[Dataset rows]
>> Start

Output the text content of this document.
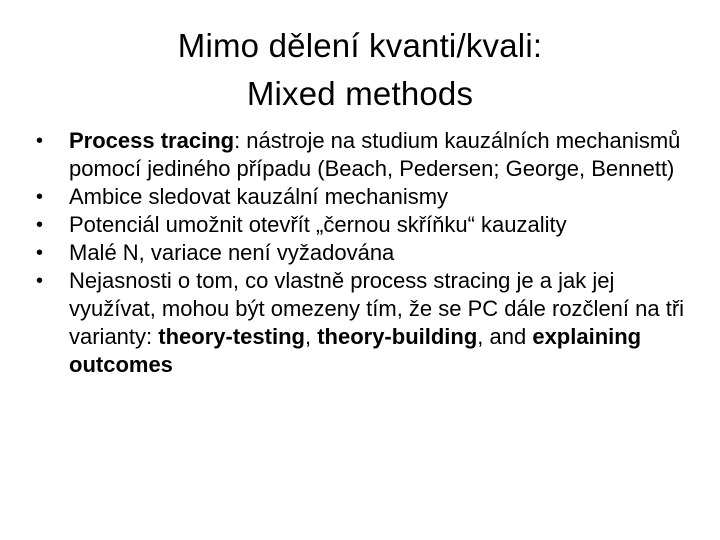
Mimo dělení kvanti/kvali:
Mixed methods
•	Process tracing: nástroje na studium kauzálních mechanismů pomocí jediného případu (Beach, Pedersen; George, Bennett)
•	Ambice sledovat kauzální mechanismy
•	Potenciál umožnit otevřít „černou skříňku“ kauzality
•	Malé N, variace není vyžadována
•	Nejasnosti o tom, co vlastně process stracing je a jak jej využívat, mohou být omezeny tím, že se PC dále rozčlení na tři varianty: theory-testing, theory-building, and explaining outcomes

>> End
>> Start

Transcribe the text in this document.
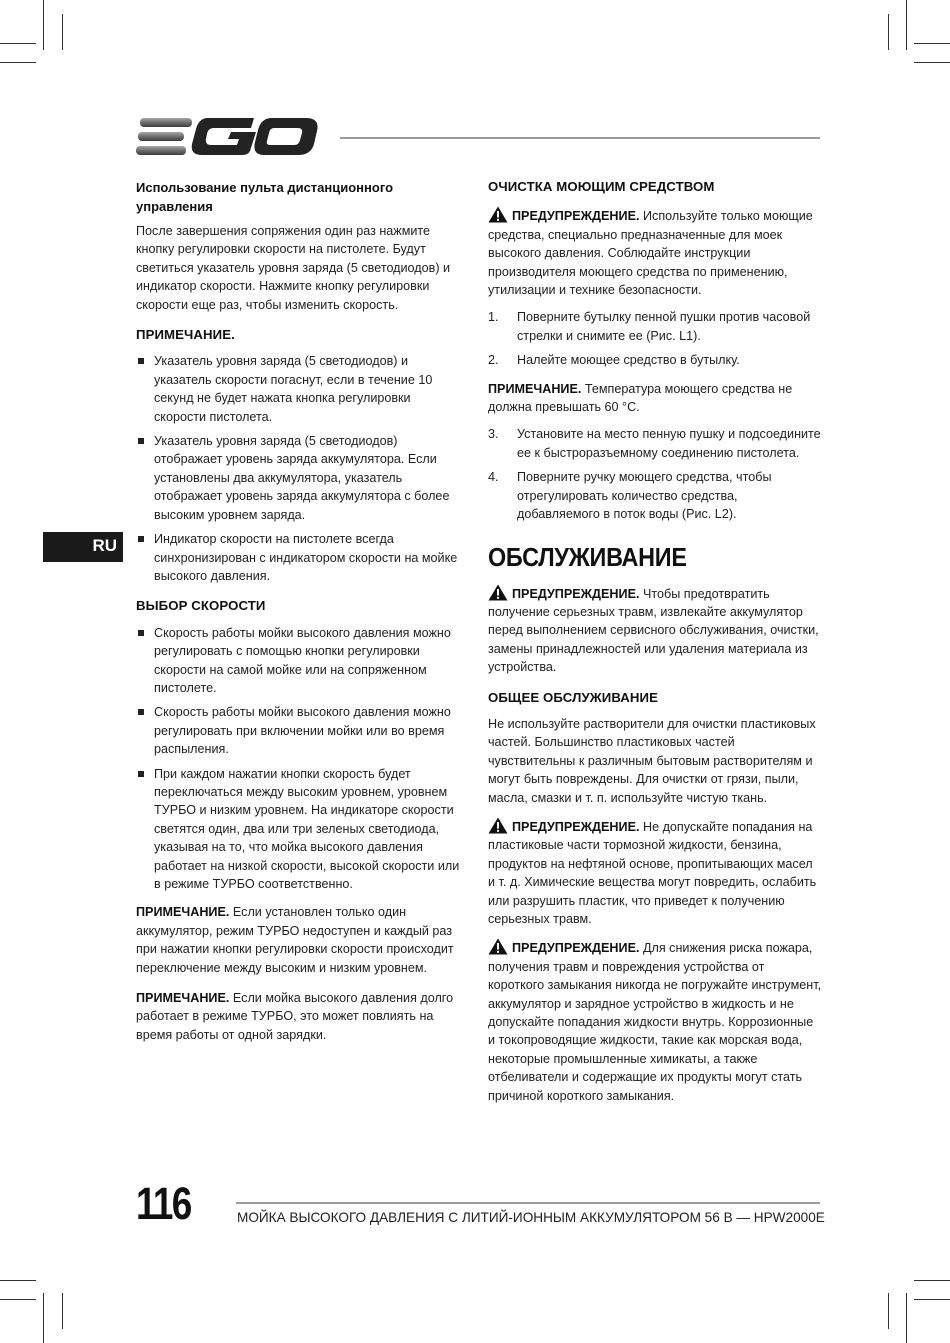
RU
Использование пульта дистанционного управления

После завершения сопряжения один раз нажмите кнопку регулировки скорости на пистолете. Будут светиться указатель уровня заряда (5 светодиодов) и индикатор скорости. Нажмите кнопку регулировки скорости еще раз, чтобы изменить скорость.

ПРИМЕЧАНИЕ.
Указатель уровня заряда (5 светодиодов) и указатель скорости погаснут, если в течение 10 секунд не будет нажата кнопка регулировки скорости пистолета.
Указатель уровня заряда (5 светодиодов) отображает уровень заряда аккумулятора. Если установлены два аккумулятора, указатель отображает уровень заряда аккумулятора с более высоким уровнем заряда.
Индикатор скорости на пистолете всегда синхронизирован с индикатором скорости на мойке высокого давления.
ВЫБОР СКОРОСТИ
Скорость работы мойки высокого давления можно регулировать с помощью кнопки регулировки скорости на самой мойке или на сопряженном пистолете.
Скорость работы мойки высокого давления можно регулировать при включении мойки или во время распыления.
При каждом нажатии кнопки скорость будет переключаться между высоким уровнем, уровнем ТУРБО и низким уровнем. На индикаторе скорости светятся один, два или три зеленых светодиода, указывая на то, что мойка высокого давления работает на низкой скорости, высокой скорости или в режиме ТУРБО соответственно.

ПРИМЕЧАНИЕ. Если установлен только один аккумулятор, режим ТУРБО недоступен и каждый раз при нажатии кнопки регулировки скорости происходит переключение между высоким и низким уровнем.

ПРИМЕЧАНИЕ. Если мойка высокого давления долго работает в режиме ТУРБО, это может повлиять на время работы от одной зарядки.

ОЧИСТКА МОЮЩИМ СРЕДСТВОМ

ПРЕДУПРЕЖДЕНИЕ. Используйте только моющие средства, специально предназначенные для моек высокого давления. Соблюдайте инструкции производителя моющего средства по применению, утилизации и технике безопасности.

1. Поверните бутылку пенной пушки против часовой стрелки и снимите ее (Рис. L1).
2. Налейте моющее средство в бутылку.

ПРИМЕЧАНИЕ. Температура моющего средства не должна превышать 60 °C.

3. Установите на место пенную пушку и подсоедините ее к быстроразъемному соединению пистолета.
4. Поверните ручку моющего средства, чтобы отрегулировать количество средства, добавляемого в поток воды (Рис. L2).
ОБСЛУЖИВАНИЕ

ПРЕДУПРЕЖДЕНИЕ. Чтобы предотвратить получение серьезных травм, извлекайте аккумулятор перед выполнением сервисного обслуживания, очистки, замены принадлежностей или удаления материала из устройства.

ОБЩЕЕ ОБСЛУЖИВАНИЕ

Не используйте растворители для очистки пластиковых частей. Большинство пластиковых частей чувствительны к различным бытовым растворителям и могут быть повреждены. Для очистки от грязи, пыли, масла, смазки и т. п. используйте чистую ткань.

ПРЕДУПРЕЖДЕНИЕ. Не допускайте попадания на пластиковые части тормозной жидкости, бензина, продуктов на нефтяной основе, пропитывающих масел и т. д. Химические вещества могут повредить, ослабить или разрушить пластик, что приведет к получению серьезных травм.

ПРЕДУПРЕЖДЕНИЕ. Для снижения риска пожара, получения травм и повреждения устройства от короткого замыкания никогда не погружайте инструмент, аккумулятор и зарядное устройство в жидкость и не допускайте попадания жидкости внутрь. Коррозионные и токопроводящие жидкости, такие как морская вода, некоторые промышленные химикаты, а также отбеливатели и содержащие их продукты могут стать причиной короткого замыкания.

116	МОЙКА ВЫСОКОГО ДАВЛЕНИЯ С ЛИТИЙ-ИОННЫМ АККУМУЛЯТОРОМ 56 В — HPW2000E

>> End
>> Start

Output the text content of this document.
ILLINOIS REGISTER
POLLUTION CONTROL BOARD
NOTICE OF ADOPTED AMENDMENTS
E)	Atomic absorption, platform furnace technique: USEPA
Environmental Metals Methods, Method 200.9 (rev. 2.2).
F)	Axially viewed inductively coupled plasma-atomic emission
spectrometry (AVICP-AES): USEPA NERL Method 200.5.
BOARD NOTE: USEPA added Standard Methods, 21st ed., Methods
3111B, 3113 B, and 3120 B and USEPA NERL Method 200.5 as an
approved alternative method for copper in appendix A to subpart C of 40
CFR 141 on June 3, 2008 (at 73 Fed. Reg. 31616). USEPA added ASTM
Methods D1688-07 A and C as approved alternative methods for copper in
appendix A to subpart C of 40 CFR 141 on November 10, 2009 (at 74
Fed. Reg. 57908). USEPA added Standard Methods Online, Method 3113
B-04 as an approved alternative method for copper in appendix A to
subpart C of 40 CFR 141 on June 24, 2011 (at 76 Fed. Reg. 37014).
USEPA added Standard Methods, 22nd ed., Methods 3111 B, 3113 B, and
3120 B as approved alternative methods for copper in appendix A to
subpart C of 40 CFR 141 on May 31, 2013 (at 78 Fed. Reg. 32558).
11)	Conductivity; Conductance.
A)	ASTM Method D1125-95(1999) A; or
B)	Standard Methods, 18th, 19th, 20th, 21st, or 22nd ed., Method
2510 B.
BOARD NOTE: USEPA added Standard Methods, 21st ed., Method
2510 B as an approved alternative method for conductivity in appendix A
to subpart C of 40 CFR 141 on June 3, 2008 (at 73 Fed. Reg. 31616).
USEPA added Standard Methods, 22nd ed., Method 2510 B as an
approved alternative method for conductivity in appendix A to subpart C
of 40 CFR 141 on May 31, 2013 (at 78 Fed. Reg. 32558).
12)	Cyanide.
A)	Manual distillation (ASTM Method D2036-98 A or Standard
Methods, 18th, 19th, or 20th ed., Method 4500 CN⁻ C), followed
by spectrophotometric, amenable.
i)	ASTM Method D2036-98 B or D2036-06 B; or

>> End

:: What to produce ::
Search the data for the word "alternative" and copy each line where it appears.

:: Solved exercise ::
approved alternative method for copper in appendix A to subpart C of 40
Methods D1688-07 A and C as approved alternative methods for copper in
B-04 as an approved alternative method for copper in appendix A to
3120 B as approved alternative methods for copper in appendix A to
2510 B as an approved alternative method for conductivity in appendix A
approved alternative method for conductivity in appendix A to subpart C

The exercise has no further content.